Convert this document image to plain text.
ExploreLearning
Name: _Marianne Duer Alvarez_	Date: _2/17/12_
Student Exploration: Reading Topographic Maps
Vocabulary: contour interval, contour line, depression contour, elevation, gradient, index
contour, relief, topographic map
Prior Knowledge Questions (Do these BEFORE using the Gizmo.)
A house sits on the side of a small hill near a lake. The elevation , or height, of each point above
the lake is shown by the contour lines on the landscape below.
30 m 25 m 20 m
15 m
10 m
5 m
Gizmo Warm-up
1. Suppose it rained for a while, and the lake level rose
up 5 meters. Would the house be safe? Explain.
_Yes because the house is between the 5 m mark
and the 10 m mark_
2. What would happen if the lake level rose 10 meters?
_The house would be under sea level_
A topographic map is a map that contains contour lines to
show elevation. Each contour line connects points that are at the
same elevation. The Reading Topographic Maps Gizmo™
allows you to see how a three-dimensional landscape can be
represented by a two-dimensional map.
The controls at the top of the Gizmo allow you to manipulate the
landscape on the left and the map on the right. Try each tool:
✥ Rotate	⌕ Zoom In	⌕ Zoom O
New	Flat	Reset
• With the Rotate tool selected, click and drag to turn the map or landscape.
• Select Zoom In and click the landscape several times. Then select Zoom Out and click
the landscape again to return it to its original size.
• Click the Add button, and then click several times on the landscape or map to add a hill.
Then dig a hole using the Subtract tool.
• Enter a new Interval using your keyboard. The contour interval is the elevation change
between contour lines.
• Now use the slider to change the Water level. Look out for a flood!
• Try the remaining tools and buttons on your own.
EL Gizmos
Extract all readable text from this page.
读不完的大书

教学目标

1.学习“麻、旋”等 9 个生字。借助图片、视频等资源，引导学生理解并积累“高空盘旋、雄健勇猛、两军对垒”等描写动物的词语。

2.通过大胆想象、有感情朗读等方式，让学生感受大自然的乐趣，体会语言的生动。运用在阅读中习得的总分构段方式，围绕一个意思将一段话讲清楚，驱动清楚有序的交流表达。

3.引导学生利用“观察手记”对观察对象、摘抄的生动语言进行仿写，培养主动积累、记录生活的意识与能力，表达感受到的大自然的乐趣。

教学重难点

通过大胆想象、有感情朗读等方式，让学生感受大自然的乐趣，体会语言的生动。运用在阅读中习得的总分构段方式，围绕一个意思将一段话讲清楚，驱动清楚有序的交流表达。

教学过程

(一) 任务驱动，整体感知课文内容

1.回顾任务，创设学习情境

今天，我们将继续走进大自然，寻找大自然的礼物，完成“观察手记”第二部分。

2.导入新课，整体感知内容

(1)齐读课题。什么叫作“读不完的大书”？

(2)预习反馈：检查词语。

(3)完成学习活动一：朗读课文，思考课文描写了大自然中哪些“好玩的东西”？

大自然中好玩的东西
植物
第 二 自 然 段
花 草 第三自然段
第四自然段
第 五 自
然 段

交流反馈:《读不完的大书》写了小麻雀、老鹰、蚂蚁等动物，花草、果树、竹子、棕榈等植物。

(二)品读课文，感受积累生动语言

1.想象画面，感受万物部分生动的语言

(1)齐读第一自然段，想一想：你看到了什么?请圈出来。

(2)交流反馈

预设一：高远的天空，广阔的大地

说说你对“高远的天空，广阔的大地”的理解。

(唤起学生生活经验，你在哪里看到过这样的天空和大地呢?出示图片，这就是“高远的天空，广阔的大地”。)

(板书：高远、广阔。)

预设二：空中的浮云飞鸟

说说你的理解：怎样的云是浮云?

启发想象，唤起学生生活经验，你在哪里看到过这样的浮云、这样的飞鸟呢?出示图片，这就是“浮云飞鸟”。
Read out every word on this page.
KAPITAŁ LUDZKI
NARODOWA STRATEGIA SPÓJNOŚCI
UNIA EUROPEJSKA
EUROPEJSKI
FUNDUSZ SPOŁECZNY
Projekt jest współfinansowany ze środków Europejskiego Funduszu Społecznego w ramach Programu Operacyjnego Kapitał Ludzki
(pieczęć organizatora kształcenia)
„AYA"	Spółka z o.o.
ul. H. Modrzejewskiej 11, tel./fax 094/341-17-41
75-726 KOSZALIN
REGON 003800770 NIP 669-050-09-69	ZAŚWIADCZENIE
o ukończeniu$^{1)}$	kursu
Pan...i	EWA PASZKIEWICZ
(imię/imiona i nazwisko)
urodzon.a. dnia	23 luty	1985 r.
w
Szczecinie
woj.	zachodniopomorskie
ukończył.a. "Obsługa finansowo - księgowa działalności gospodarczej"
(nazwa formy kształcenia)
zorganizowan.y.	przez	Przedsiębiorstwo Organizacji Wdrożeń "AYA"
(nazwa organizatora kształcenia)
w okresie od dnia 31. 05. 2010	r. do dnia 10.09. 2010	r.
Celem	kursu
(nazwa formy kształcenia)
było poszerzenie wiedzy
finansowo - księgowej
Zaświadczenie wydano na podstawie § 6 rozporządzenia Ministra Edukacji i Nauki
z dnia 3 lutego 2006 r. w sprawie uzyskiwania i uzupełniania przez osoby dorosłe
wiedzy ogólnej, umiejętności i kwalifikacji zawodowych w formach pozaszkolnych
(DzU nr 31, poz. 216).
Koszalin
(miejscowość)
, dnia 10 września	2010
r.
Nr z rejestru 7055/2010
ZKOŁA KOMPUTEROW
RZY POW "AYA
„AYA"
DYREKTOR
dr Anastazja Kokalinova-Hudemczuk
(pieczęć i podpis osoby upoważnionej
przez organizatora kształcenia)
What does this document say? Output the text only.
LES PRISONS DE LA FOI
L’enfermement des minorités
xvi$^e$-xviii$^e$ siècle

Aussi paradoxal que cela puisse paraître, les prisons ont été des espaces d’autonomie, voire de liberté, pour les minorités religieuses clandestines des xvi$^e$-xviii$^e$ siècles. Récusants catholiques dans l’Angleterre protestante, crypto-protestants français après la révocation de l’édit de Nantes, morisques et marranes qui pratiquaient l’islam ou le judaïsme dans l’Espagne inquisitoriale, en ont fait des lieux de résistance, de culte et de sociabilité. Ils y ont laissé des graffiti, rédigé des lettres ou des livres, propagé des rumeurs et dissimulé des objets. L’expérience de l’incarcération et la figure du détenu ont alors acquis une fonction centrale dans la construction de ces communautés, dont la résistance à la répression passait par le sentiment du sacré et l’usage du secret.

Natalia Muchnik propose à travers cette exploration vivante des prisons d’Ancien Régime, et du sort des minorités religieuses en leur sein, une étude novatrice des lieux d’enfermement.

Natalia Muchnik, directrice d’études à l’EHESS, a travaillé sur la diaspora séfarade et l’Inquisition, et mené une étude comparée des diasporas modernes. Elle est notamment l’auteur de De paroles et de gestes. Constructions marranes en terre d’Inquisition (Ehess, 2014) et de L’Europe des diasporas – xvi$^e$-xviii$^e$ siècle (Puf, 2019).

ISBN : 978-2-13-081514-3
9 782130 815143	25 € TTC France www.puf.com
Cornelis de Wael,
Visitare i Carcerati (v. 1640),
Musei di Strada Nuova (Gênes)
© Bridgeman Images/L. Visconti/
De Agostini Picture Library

◆ ◆ ◆ ◆ ◆

▸ WRITTEN EXERCISE
Extract all lines of the records above that include "étude".

▸ SOLVED EXERCISE
Natalia Muchnik propose à travers cette exploration vivante des prisons d’Ancien Régime, et du sort des minorités religieuses en leur sein, une étude novatrice des lieux d’enfermement.
Natalia Muchnik, directrice d’études à l’EHESS, a travaillé sur la diaspora séfarade et l’Inquisition, et mené une étude comparée des diasporas modernes. Elle est notamment l’auteur de De paroles et de gestes. Constructions marranes en terre d’Inquisition (Ehess, 2014) et de L’Europe des diasporas – xvi$^e$-xviii$^e$ siècle (Puf, 2019).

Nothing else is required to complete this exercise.